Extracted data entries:

····················

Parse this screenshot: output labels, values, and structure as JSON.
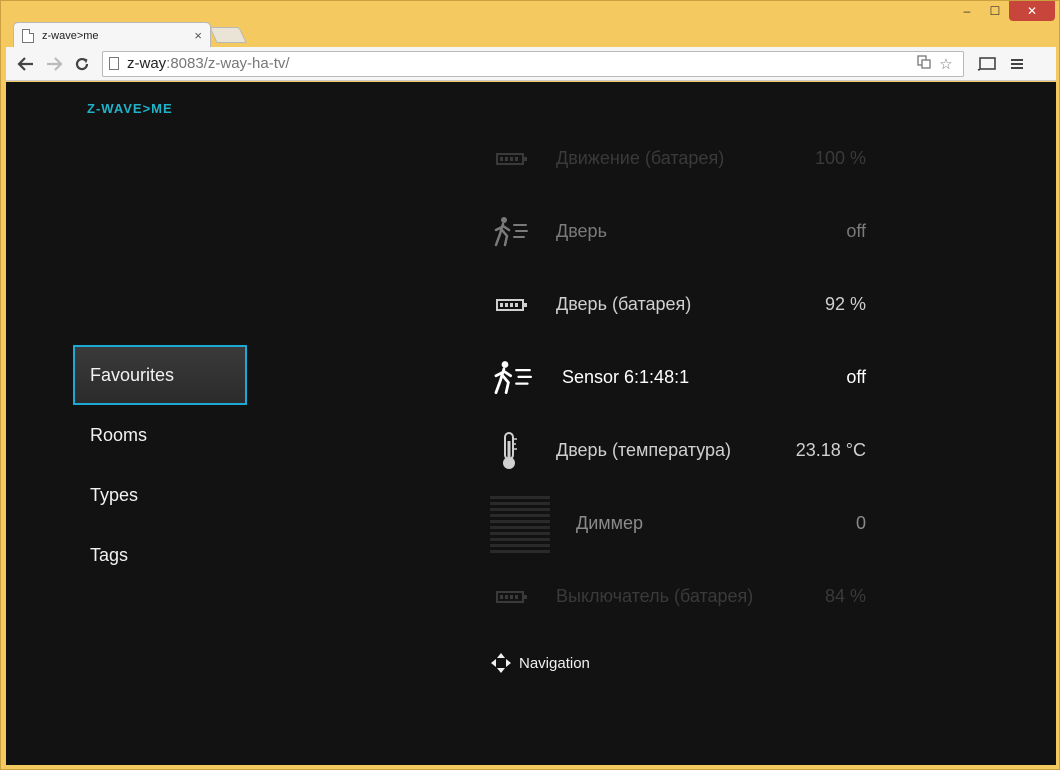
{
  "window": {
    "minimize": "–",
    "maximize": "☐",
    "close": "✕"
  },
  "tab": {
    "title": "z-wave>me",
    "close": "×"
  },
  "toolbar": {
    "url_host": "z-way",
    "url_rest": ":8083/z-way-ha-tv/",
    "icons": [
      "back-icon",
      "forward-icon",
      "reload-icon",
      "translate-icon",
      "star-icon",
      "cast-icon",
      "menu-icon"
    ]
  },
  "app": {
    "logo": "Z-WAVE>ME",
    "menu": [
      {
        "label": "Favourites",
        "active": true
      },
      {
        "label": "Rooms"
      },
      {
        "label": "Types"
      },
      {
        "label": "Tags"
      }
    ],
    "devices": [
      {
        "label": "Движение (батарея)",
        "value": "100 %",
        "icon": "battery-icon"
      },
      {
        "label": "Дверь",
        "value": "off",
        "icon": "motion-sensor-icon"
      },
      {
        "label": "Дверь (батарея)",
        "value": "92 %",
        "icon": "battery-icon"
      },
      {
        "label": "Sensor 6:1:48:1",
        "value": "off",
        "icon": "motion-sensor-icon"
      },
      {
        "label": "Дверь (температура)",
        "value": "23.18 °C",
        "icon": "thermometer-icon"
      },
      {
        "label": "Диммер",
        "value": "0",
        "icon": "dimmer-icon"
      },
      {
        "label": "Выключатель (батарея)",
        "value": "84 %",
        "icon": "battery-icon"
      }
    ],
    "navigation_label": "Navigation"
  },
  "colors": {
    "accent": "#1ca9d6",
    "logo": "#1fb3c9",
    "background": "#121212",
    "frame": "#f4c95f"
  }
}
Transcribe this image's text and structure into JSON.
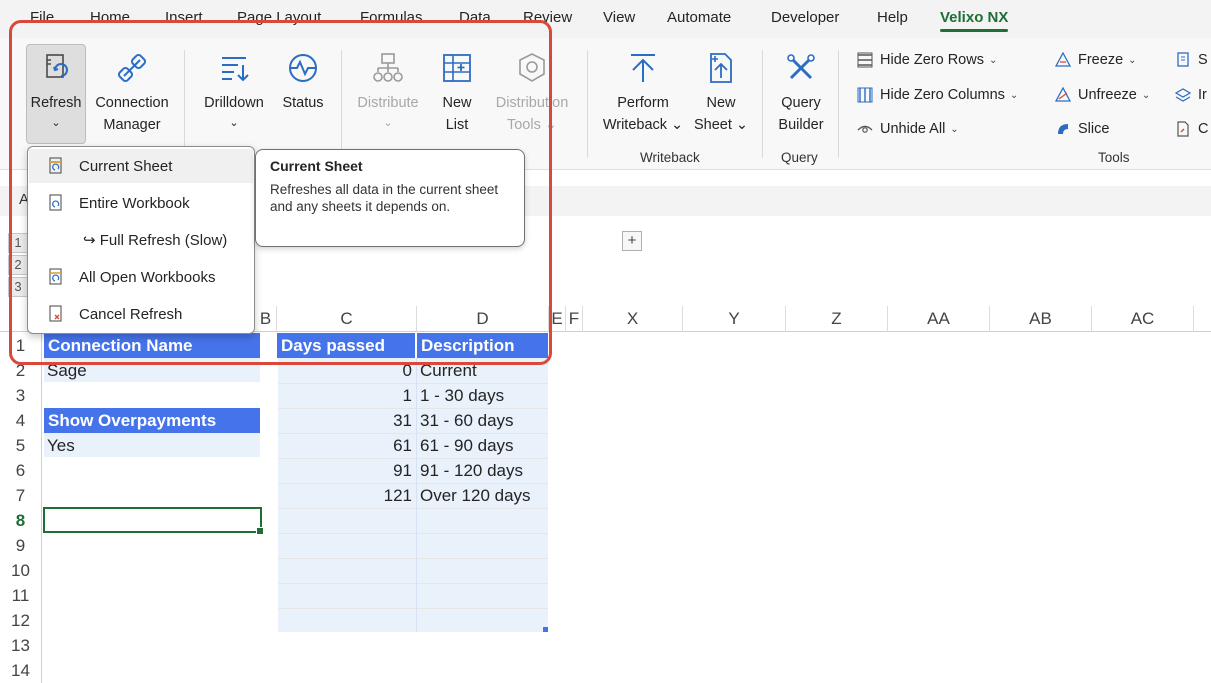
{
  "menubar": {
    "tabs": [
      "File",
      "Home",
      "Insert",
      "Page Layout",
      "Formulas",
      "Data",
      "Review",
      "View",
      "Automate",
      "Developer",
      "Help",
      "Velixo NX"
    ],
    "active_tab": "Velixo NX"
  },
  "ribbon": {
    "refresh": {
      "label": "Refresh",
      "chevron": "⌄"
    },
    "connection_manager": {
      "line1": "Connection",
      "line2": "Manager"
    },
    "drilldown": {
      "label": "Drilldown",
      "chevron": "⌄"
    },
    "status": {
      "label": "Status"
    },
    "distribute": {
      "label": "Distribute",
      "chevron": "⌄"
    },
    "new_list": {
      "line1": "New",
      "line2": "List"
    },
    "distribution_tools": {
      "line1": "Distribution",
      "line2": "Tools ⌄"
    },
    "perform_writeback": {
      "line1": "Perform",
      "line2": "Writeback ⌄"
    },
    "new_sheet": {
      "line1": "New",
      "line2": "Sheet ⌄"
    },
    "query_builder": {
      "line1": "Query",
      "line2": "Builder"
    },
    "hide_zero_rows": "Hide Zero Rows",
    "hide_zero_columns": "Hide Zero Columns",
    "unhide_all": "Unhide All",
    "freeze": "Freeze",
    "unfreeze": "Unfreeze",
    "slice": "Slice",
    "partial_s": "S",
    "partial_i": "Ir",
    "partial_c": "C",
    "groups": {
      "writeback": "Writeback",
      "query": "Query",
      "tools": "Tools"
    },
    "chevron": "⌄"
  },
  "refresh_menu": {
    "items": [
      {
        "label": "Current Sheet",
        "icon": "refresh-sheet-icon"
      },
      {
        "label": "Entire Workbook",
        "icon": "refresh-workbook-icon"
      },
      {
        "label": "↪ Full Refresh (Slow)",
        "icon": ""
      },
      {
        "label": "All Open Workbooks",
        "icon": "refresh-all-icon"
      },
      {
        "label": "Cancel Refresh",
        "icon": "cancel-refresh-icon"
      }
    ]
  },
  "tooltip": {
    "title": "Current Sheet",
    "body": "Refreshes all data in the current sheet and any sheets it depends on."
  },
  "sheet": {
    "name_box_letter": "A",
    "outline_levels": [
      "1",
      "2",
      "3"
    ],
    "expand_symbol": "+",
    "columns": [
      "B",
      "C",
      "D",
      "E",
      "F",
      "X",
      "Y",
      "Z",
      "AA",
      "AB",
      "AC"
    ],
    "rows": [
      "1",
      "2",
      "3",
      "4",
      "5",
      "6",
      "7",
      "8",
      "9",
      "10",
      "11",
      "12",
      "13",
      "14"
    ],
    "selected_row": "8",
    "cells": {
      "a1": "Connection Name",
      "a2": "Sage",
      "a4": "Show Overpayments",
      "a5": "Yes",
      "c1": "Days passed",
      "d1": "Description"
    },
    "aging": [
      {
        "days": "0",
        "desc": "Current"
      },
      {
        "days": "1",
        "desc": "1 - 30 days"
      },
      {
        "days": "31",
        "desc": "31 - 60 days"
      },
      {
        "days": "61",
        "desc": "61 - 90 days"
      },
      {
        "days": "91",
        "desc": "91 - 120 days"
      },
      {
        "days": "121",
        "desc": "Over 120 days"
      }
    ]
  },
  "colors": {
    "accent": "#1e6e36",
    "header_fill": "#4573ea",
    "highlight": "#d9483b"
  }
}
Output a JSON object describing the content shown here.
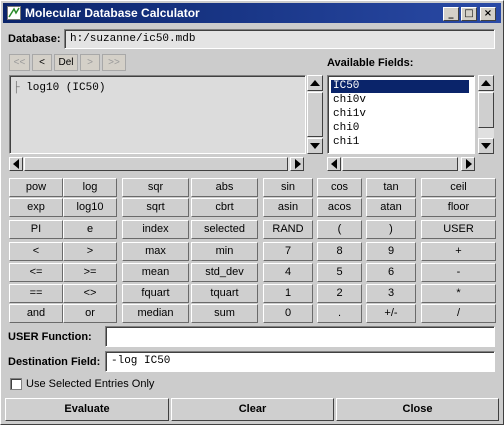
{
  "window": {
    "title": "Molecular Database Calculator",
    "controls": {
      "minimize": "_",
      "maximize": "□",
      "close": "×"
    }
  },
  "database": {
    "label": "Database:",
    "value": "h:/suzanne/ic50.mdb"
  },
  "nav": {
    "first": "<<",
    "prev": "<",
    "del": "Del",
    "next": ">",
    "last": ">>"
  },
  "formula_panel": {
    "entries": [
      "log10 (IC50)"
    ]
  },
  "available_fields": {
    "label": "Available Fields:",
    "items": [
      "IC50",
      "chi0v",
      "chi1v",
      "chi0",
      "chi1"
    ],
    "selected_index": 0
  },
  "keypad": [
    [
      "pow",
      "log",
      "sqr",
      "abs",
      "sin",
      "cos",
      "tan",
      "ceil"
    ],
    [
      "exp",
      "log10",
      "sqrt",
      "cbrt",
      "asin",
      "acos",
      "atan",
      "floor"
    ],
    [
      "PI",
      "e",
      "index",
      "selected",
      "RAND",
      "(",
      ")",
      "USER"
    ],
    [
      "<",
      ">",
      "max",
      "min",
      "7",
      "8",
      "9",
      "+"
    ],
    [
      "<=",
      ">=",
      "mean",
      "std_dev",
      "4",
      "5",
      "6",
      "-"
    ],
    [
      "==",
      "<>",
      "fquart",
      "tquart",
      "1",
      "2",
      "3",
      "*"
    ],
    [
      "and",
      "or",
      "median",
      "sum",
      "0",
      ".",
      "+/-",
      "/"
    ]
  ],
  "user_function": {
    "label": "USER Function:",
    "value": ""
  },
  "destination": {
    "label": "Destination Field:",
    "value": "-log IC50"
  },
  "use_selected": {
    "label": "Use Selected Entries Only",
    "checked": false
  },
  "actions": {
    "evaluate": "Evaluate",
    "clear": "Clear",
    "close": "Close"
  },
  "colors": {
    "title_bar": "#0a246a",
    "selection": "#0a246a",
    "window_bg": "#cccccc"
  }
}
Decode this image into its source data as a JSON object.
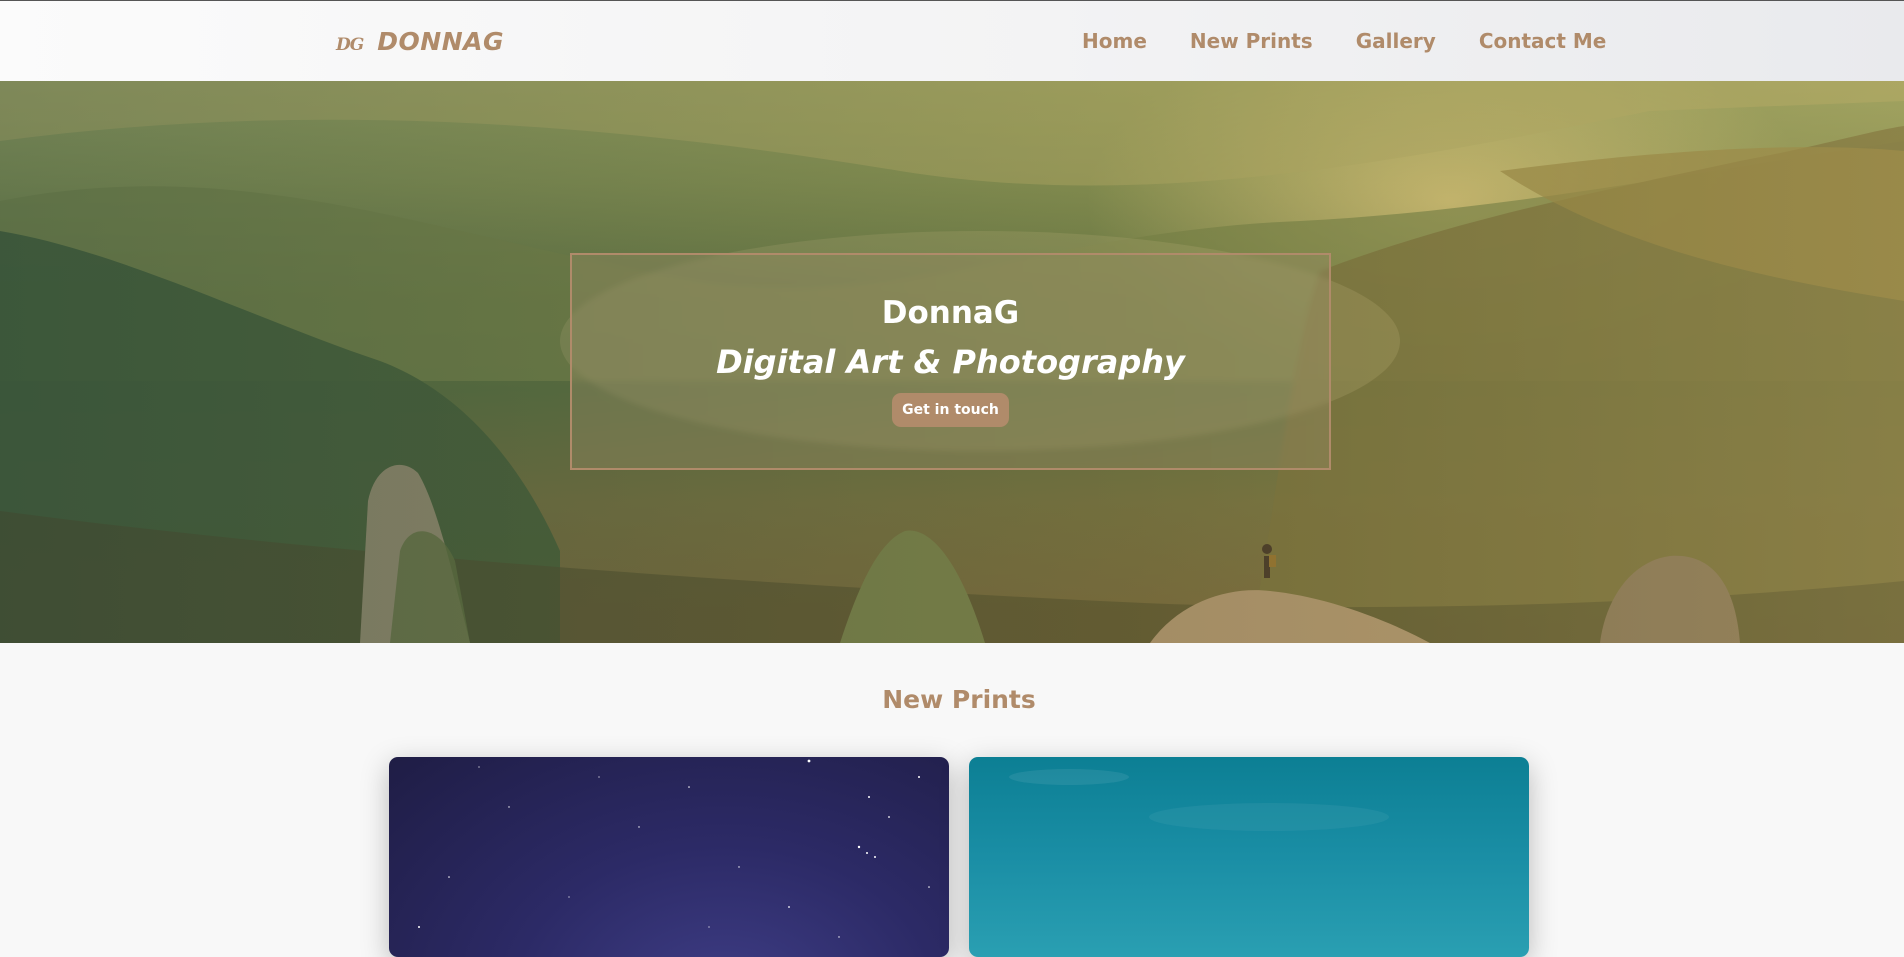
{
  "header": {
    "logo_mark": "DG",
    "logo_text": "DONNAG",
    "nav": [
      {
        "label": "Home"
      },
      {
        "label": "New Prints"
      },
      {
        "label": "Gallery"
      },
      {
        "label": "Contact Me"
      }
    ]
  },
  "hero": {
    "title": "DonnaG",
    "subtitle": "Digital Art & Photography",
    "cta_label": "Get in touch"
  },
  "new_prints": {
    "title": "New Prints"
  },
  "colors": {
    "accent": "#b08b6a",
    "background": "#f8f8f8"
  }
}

····················

WHAT IS BEING ASKED >>
Write out all the entries again, word for word, and print no images.

TASK RESPONSE >>
Parse this screenshot: output labels, values, and structure as JSON.
{
  "window": {
    "minimize": "–",
    "maximize": "☐",
    "close": "✕"
  },
  "tab": {
    "title": "z-wave>me",
    "close": "×"
  },
  "toolbar": {
    "url_host": "z-way",
    "url_rest": ":8083/z-way-ha-tv/",
    "icons": [
      "back-icon",
      "forward-icon",
      "reload-icon",
      "translate-icon",
      "star-icon",
      "cast-icon",
      "menu-icon"
    ]
  },
  "app": {
    "logo": "Z-WAVE>ME",
    "menu": [
      {
        "label": "Favourites",
        "active": true
      },
      {
        "label": "Rooms"
      },
      {
        "label": "Types"
      },
      {
        "label": "Tags"
      }
    ],
    "devices": [
      {
        "label": "Движение (батарея)",
        "value": "100 %",
        "icon": "battery-icon"
      },
      {
        "label": "Дверь",
        "value": "off",
        "icon": "motion-sensor-icon"
      },
      {
        "label": "Дверь (батарея)",
        "value": "92 %",
        "icon": "battery-icon"
      },
      {
        "label": "Sensor 6:1:48:1",
        "value": "off",
        "icon": "motion-sensor-icon"
      },
      {
        "label": "Дверь (температура)",
        "value": "23.18 °C",
        "icon": "thermometer-icon"
      },
      {
        "label": "Диммер",
        "value": "0",
        "icon": "dimmer-icon"
      },
      {
        "label": "Выключатель (батарея)",
        "value": "84 %",
        "icon": "battery-icon"
      }
    ],
    "navigation_label": "Navigation"
  },
  "colors": {
    "accent": "#1ca9d6",
    "logo": "#1fb3c9",
    "background": "#121212",
    "frame": "#f4c95f"
  }
}
Transcribe this image's text and structure into JSON.
{
  "menubar": {
    "tabs": [
      "File",
      "Home",
      "Insert",
      "Page Layout",
      "Formulas",
      "Data",
      "Review",
      "View",
      "Automate",
      "Developer",
      "Help",
      "Velixo NX"
    ],
    "active_tab": "Velixo NX"
  },
  "ribbon": {
    "refresh": {
      "label": "Refresh",
      "chevron": "⌄"
    },
    "connection_manager": {
      "line1": "Connection",
      "line2": "Manager"
    },
    "drilldown": {
      "label": "Drilldown",
      "chevron": "⌄"
    },
    "status": {
      "label": "Status"
    },
    "distribute": {
      "label": "Distribute",
      "chevron": "⌄"
    },
    "new_list": {
      "line1": "New",
      "line2": "List"
    },
    "distribution_tools": {
      "line1": "Distribution",
      "line2": "Tools ⌄"
    },
    "perform_writeback": {
      "line1": "Perform",
      "line2": "Writeback ⌄"
    },
    "new_sheet": {
      "line1": "New",
      "line2": "Sheet ⌄"
    },
    "query_builder": {
      "line1": "Query",
      "line2": "Builder"
    },
    "hide_zero_rows": "Hide Zero Rows",
    "hide_zero_columns": "Hide Zero Columns",
    "unhide_all": "Unhide All",
    "freeze": "Freeze",
    "unfreeze": "Unfreeze",
    "slice": "Slice",
    "partial_s": "S",
    "partial_i": "Ir",
    "partial_c": "C",
    "groups": {
      "writeback": "Writeback",
      "query": "Query",
      "tools": "Tools"
    },
    "chevron": "⌄"
  },
  "refresh_menu": {
    "items": [
      {
        "label": "Current Sheet",
        "icon": "refresh-sheet-icon"
      },
      {
        "label": "Entire Workbook",
        "icon": "refresh-workbook-icon"
      },
      {
        "label": "↪ Full Refresh (Slow)",
        "icon": ""
      },
      {
        "label": "All Open Workbooks",
        "icon": "refresh-all-icon"
      },
      {
        "label": "Cancel Refresh",
        "icon": "cancel-refresh-icon"
      }
    ]
  },
  "tooltip": {
    "title": "Current Sheet",
    "body": "Refreshes all data in the current sheet and any sheets it depends on."
  },
  "sheet": {
    "name_box_letter": "A",
    "outline_levels": [
      "1",
      "2",
      "3"
    ],
    "expand_symbol": "+",
    "columns": [
      "B",
      "C",
      "D",
      "E",
      "F",
      "X",
      "Y",
      "Z",
      "AA",
      "AB",
      "AC"
    ],
    "rows": [
      "1",
      "2",
      "3",
      "4",
      "5",
      "6",
      "7",
      "8",
      "9",
      "10",
      "11",
      "12",
      "13",
      "14"
    ],
    "selected_row": "8",
    "cells": {
      "a1": "Connection Name",
      "a2": "Sage",
      "a4": "Show Overpayments",
      "a5": "Yes",
      "c1": "Days passed",
      "d1": "Description"
    },
    "aging": [
      {
        "days": "0",
        "desc": "Current"
      },
      {
        "days": "1",
        "desc": "1 - 30 days"
      },
      {
        "days": "31",
        "desc": "31 - 60 days"
      },
      {
        "days": "61",
        "desc": "61 - 90 days"
      },
      {
        "days": "91",
        "desc": "91 - 120 days"
      },
      {
        "days": "121",
        "desc": "Over 120 days"
      }
    ]
  },
  "colors": {
    "accent": "#1e6e36",
    "header_fill": "#4573ea",
    "highlight": "#d9483b"
  }
}
Output a JSON object describing the content shown here.
{
  "window": {
    "title": "Molecular Database Calculator",
    "controls": {
      "minimize": "_",
      "maximize": "□",
      "close": "×"
    }
  },
  "database": {
    "label": "Database:",
    "value": "h:/suzanne/ic50.mdb"
  },
  "nav": {
    "first": "<<",
    "prev": "<",
    "del": "Del",
    "next": ">",
    "last": ">>"
  },
  "formula_panel": {
    "entries": [
      "log10 (IC50)"
    ]
  },
  "available_fields": {
    "label": "Available Fields:",
    "items": [
      "IC50",
      "chi0v",
      "chi1v",
      "chi0",
      "chi1"
    ],
    "selected_index": 0
  },
  "keypad": [
    [
      "pow",
      "log",
      "sqr",
      "abs",
      "sin",
      "cos",
      "tan",
      "ceil"
    ],
    [
      "exp",
      "log10",
      "sqrt",
      "cbrt",
      "asin",
      "acos",
      "atan",
      "floor"
    ],
    [
      "PI",
      "e",
      "index",
      "selected",
      "RAND",
      "(",
      ")",
      "USER"
    ],
    [
      "<",
      ">",
      "max",
      "min",
      "7",
      "8",
      "9",
      "+"
    ],
    [
      "<=",
      ">=",
      "mean",
      "std_dev",
      "4",
      "5",
      "6",
      "-"
    ],
    [
      "==",
      "<>",
      "fquart",
      "tquart",
      "1",
      "2",
      "3",
      "*"
    ],
    [
      "and",
      "or",
      "median",
      "sum",
      "0",
      ".",
      "+/-",
      "/"
    ]
  ],
  "user_function": {
    "label": "USER Function:",
    "value": ""
  },
  "destination": {
    "label": "Destination Field:",
    "value": "-log IC50"
  },
  "use_selected": {
    "label": "Use Selected Entries Only",
    "checked": false
  },
  "actions": {
    "evaluate": "Evaluate",
    "clear": "Clear",
    "close": "Close"
  },
  "colors": {
    "title_bar": "#0a246a",
    "selection": "#0a246a",
    "window_bg": "#cccccc"
  }
}
Decode this image into its source data as a JSON object.
{
  "header": {
    "logo_mark": "DG",
    "logo_text": "DONNAG",
    "nav": [
      {
        "label": "Home"
      },
      {
        "label": "New Prints"
      },
      {
        "label": "Gallery"
      },
      {
        "label": "Contact Me"
      }
    ]
  },
  "hero": {
    "title": "DonnaG",
    "subtitle": "Digital Art & Photography",
    "cta_label": "Get in touch"
  },
  "new_prints": {
    "title": "New Prints"
  },
  "colors": {
    "accent": "#b08b6a",
    "background": "#f8f8f8"
  }
}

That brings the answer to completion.